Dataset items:
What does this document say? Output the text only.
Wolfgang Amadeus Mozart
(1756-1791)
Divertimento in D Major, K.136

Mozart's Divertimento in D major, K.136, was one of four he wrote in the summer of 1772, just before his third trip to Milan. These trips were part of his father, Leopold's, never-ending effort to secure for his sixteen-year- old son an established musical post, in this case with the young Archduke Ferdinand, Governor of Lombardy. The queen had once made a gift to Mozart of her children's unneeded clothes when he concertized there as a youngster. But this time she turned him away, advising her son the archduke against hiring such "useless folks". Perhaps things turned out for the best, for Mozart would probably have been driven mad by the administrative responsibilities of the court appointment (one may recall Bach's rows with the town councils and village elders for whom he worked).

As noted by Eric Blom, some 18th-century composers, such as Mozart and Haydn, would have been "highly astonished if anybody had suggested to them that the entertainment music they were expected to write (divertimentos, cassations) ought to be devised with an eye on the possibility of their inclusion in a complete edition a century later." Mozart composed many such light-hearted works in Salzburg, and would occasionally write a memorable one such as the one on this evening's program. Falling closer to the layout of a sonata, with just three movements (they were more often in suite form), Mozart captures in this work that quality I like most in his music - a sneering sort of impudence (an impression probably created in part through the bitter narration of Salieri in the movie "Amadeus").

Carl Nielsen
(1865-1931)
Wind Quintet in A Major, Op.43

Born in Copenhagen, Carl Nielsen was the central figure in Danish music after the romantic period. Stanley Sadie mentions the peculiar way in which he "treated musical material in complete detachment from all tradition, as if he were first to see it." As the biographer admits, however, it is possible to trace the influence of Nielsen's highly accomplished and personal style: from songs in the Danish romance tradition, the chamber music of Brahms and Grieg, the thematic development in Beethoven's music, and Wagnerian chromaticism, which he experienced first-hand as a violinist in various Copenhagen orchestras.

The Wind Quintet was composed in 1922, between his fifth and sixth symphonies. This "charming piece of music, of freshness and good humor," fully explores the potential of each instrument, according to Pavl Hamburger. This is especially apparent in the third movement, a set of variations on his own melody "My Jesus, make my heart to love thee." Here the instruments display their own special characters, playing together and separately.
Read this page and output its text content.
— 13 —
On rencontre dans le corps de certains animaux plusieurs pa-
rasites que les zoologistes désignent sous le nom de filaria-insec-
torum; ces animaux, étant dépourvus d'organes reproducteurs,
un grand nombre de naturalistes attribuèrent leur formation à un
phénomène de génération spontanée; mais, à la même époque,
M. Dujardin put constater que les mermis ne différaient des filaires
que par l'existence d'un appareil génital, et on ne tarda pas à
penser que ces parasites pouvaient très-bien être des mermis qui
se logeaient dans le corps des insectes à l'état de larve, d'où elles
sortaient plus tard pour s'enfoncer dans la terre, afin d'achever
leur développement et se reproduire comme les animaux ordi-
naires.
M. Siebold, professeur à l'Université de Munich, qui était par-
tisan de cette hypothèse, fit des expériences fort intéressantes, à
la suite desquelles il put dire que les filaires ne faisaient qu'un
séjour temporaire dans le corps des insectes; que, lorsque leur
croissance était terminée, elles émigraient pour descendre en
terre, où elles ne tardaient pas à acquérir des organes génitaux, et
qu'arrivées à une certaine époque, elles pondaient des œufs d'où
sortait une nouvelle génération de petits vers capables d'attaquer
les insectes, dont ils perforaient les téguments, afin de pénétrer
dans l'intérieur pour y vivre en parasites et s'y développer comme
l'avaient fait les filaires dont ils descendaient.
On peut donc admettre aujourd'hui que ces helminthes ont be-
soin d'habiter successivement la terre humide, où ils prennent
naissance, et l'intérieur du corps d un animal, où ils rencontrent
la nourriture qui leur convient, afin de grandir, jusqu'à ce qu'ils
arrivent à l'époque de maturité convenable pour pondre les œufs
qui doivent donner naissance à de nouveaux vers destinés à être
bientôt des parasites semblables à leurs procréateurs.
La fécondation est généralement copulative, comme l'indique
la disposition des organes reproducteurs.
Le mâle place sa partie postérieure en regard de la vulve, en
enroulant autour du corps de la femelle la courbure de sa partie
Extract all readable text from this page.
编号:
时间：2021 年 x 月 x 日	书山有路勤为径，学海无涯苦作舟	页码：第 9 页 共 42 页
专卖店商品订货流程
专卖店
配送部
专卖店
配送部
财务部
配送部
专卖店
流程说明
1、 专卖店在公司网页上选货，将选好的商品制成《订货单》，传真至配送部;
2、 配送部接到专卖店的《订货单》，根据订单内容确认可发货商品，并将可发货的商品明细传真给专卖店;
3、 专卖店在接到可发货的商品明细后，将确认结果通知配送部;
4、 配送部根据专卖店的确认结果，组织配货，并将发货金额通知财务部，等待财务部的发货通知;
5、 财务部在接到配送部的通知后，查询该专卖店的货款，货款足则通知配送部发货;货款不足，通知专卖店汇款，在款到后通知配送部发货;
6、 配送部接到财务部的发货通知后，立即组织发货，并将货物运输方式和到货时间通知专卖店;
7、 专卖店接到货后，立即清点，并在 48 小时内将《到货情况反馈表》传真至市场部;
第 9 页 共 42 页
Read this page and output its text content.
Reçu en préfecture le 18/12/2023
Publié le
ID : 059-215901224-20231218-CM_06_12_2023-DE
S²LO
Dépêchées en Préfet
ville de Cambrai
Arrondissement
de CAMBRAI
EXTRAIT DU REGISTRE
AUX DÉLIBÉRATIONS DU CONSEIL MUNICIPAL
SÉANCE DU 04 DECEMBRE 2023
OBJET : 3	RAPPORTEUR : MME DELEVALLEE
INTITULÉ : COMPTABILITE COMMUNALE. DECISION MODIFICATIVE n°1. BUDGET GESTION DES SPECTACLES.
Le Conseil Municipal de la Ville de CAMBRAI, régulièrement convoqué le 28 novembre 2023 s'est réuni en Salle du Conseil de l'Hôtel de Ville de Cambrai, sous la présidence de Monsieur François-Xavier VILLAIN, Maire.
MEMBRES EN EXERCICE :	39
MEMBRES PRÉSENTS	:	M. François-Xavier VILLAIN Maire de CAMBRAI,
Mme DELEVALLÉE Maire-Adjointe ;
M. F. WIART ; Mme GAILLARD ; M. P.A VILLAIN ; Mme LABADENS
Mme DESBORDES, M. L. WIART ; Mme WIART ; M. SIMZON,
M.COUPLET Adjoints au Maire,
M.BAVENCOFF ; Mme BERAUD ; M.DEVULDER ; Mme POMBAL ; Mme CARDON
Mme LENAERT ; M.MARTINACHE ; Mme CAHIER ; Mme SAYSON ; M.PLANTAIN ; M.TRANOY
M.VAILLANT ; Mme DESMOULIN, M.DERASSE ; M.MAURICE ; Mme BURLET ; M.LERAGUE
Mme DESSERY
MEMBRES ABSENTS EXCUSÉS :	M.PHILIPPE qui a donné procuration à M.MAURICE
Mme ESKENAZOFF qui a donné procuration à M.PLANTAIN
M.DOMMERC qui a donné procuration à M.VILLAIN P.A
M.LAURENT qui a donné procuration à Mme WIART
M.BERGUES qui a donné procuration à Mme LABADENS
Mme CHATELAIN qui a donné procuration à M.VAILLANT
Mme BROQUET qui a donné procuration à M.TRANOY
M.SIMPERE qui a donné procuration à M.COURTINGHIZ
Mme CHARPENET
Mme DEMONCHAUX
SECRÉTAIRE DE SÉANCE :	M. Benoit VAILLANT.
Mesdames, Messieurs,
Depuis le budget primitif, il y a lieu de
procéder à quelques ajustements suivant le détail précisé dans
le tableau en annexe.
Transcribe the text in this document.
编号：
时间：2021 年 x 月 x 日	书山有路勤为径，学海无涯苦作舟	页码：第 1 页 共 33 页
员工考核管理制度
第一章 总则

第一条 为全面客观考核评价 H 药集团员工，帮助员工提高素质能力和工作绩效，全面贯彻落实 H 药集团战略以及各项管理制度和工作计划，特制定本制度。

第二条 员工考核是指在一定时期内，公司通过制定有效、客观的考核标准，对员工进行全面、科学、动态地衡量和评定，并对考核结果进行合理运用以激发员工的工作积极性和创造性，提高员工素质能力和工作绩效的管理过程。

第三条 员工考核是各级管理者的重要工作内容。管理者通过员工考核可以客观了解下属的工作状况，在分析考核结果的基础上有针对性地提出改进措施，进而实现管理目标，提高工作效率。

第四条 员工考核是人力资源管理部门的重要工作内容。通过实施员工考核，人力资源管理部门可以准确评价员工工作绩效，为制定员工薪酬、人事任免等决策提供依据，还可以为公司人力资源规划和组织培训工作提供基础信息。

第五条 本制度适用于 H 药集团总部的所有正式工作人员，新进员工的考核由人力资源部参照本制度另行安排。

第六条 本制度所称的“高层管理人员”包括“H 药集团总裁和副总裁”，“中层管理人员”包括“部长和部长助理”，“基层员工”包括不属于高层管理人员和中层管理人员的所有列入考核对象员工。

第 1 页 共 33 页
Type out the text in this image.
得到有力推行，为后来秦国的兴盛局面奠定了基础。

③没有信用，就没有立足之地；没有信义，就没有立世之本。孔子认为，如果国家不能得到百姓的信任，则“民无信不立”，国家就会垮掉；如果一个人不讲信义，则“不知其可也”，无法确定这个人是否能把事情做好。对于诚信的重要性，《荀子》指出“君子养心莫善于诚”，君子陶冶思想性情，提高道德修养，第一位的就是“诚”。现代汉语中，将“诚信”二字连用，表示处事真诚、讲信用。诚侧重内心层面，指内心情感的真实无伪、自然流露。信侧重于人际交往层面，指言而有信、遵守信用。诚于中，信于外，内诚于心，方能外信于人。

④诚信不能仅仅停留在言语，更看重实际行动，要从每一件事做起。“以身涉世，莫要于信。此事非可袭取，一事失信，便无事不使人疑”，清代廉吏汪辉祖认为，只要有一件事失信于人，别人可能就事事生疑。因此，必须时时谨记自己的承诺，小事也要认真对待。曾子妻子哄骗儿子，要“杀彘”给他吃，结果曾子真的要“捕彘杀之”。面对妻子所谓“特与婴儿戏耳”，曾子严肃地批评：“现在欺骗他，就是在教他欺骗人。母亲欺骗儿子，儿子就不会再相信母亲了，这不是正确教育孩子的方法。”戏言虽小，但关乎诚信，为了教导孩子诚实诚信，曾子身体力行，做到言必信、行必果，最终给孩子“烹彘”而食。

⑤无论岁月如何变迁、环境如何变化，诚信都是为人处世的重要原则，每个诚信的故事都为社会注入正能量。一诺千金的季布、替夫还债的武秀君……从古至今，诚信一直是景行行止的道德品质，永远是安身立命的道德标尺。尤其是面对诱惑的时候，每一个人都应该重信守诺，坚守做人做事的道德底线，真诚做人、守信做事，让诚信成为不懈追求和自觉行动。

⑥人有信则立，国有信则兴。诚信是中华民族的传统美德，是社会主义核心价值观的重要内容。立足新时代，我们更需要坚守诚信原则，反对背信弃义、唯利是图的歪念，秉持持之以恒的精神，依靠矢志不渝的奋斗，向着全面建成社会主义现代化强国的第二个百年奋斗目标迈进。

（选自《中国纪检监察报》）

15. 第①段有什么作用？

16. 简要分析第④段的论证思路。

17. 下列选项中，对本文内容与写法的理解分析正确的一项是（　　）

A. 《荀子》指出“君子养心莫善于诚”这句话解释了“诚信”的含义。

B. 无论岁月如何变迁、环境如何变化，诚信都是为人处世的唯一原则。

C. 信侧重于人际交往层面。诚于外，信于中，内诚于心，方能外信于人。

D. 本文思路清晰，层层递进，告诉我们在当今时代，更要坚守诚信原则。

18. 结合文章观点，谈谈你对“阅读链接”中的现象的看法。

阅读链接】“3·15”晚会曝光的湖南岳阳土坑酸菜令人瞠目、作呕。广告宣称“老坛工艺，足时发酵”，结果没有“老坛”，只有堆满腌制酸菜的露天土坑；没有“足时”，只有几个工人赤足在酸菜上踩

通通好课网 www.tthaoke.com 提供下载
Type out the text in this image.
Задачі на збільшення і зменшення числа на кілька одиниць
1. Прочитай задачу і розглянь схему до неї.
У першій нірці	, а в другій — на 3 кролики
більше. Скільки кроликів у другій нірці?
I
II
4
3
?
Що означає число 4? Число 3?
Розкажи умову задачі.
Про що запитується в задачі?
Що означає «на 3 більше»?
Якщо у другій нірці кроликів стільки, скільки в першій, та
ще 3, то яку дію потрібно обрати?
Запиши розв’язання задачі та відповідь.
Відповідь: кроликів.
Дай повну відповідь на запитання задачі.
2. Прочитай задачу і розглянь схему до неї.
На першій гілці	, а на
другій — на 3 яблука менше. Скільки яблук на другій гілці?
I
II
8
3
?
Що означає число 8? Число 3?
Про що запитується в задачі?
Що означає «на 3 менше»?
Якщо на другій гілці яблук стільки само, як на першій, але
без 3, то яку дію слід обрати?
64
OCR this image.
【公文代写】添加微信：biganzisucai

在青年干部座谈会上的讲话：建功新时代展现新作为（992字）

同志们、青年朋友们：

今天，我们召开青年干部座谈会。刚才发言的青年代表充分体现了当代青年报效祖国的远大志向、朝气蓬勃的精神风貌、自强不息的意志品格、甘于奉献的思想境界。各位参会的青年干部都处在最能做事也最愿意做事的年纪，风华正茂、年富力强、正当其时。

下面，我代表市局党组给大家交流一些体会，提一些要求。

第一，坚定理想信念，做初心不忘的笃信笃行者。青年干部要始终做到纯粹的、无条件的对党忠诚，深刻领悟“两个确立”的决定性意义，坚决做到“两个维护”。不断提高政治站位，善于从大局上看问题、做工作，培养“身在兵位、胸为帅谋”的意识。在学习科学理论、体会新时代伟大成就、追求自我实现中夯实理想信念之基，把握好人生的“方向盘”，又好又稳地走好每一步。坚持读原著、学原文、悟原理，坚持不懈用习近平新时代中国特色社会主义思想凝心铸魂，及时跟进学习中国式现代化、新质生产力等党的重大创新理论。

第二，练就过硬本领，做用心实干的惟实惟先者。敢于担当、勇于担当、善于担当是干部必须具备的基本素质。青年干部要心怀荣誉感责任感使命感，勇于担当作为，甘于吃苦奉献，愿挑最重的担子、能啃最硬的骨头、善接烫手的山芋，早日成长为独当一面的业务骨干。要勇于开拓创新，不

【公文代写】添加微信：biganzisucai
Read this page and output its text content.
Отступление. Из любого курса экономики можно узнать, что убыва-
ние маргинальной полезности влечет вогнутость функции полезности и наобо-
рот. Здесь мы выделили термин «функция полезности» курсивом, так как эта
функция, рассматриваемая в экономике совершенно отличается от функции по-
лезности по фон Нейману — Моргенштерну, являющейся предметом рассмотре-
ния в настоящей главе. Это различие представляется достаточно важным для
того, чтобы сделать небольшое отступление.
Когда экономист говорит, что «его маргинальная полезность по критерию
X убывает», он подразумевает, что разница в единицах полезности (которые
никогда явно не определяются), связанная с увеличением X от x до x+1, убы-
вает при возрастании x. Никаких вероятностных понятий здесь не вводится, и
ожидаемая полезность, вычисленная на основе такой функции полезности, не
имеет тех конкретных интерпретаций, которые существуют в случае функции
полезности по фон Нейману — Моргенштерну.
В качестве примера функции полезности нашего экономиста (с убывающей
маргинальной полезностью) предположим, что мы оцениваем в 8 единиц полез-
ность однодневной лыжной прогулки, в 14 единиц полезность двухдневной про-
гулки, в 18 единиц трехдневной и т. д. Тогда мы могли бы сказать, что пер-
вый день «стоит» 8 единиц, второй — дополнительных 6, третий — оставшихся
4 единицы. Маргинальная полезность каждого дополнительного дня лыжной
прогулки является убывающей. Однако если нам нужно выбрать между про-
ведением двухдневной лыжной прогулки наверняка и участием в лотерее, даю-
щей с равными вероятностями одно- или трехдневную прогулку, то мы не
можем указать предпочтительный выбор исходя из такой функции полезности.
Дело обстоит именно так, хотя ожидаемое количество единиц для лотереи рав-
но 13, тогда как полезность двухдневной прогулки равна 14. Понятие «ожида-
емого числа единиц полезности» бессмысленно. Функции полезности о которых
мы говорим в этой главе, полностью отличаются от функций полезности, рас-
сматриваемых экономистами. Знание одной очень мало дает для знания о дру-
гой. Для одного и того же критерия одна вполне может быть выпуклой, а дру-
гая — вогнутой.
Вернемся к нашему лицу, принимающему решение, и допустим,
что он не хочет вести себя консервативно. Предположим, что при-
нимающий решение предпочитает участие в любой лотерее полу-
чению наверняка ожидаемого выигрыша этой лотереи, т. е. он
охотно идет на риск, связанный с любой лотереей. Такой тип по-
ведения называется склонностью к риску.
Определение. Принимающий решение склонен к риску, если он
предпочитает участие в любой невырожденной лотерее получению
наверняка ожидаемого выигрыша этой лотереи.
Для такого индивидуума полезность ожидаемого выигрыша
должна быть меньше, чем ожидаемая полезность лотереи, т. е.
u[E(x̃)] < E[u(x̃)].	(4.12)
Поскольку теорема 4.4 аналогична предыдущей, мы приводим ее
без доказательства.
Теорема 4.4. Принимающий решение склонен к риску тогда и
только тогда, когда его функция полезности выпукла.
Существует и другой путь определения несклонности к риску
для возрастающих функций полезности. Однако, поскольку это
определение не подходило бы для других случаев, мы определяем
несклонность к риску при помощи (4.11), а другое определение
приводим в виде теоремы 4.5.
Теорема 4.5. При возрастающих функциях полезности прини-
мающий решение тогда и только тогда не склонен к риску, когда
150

Problem description:
Look over the listing above. Pick out and copy every line that includes "убывающей".

Correct result:
В качестве примера функции полезности нашего экономиста (с убывающей
прогулки является убывающей. Однако если нам нужно выбрать между про-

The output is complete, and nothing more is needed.